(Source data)
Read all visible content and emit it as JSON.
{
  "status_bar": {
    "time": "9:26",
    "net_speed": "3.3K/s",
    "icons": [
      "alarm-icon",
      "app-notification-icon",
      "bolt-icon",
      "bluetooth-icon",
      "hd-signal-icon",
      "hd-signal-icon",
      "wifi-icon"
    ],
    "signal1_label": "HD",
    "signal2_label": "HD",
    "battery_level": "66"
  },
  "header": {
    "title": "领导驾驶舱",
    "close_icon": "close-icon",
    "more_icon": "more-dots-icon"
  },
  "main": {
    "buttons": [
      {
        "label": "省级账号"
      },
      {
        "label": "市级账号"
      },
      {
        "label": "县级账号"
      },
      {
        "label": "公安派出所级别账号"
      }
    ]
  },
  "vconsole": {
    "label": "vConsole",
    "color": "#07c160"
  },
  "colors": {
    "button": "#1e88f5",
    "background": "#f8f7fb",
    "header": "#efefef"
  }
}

> [WHAT THE EXERCISE ASKS] Repeat the records above exactly, leaving none out.

> [OUTPUT OF THE TASK]
Read all visible content and emit it as JSON.
{
  "status_bar": {
    "time": "9:26",
    "net_speed": "3.3K/s",
    "icons": [
      "alarm-icon",
      "app-notification-icon",
      "bolt-icon",
      "bluetooth-icon",
      "hd-signal-icon",
      "hd-signal-icon",
      "wifi-icon"
    ],
    "signal1_label": "HD",
    "signal2_label": "HD",
    "battery_level": "66"
  },
  "header": {
    "title": "领导驾驶舱",
    "close_icon": "close-icon",
    "more_icon": "more-dots-icon"
  },
  "main": {
    "buttons": [
      {
        "label": "省级账号"
      },
      {
        "label": "市级账号"
      },
      {
        "label": "县级账号"
      },
      {
        "label": "公安派出所级别账号"
      }
    ]
  },
  "vconsole": {
    "label": "vConsole",
    "color": "#07c160"
  },
  "colors": {
    "button": "#1e88f5",
    "background": "#f8f7fb",
    "header": "#efefef"
  }
}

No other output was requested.